■ **DATA SHOWN**:
+---+

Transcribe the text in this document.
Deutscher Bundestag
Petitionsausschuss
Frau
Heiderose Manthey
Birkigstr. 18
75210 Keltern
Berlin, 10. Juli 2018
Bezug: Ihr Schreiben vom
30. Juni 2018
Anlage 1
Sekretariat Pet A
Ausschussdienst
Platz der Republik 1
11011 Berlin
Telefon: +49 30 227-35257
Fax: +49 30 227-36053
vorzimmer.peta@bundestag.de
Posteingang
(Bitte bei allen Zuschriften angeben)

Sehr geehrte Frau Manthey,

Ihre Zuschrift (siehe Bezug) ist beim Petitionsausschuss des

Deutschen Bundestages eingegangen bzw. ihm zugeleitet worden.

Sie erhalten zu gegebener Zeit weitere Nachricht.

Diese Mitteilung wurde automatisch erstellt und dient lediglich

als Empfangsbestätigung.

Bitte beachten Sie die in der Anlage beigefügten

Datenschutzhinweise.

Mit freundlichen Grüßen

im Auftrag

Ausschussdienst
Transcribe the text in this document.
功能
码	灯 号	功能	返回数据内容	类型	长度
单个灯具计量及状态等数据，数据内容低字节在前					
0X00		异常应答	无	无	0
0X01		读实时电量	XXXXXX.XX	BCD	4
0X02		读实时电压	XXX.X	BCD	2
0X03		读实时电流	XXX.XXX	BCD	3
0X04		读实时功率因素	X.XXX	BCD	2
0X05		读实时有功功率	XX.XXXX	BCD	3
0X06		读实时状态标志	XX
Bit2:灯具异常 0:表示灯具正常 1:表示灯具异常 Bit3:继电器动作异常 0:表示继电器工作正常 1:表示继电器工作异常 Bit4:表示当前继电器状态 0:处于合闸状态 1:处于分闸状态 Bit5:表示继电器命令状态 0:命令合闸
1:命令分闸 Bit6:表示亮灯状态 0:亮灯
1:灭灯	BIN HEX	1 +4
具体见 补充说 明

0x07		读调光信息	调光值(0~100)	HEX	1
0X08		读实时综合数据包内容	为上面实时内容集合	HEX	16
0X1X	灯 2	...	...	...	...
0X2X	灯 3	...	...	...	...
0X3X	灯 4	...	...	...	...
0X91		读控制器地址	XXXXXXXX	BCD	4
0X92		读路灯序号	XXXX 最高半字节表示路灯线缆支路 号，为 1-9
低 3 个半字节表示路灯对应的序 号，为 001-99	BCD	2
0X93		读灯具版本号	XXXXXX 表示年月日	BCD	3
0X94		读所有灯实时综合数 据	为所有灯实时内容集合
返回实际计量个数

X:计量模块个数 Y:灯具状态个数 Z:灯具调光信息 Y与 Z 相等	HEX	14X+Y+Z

+---+

Repeat the records exactly, including every line.

Transcribe the text in this document.
Deutscher Bundestag
Petitionsausschuss
Frau
Heiderose Manthey
Birkigstr. 18
75210 Keltern
Berlin, 10. Juli 2018
Bezug: Ihr Schreiben vom
30. Juni 2018
Anlage 1
Sekretariat Pet A
Ausschussdienst
Platz der Republik 1
11011 Berlin
Telefon: +49 30 227-35257
Fax: +49 30 227-36053
vorzimmer.peta@bundestag.de
Posteingang
(Bitte bei allen Zuschriften angeben)

Sehr geehrte Frau Manthey,

Ihre Zuschrift (siehe Bezug) ist beim Petitionsausschuss des

Deutschen Bundestages eingegangen bzw. ihm zugeleitet worden.

Sie erhalten zu gegebener Zeit weitere Nachricht.

Diese Mitteilung wurde automatisch erstellt und dient lediglich

als Empfangsbestätigung.

Bitte beachten Sie die in der Anlage beigefügten

Datenschutzhinweise.

Mit freundlichen Grüßen

im Auftrag

Ausschussdienst
Transcribe the text in this document.
功能
码	灯 号	功能	返回数据内容	类型	长度
单个灯具计量及状态等数据，数据内容低字节在前					
0X00		异常应答	无	无	0
0X01		读实时电量	XXXXXX.XX	BCD	4
0X02		读实时电压	XXX.X	BCD	2
0X03		读实时电流	XXX.XXX	BCD	3
0X04		读实时功率因素	X.XXX	BCD	2
0X05		读实时有功功率	XX.XXXX	BCD	3
0X06		读实时状态标志	XX
Bit2:灯具异常 0:表示灯具正常 1:表示灯具异常 Bit3:继电器动作异常 0:表示继电器工作正常 1:表示继电器工作异常 Bit4:表示当前继电器状态 0:处于合闸状态 1:处于分闸状态 Bit5:表示继电器命令状态 0:命令合闸
1:命令分闸 Bit6:表示亮灯状态 0:亮灯
1:灭灯	BIN HEX	1 +4
具体见 补充说 明

0x07		读调光信息	调光值(0~100)	HEX	1
0X08		读实时综合数据包内容	为上面实时内容集合	HEX	16
0X1X	灯 2	...	...	...	...
0X2X	灯 3	...	...	...	...
0X3X	灯 4	...	...	...	...
0X91		读控制器地址	XXXXXXXX	BCD	4
0X92		读路灯序号	XXXX 最高半字节表示路灯线缆支路 号，为 1-9
低 3 个半字节表示路灯对应的序 号，为 001-99	BCD	2
0X93		读灯具版本号	XXXXXX 表示年月日	BCD	3
0X94		读所有灯实时综合数 据	为所有灯实时内容集合
返回实际计量个数

X:计量模块个数 Y:灯具状态个数 Z:灯具调光信息 Y与 Z 相等	HEX	14X+Y+Z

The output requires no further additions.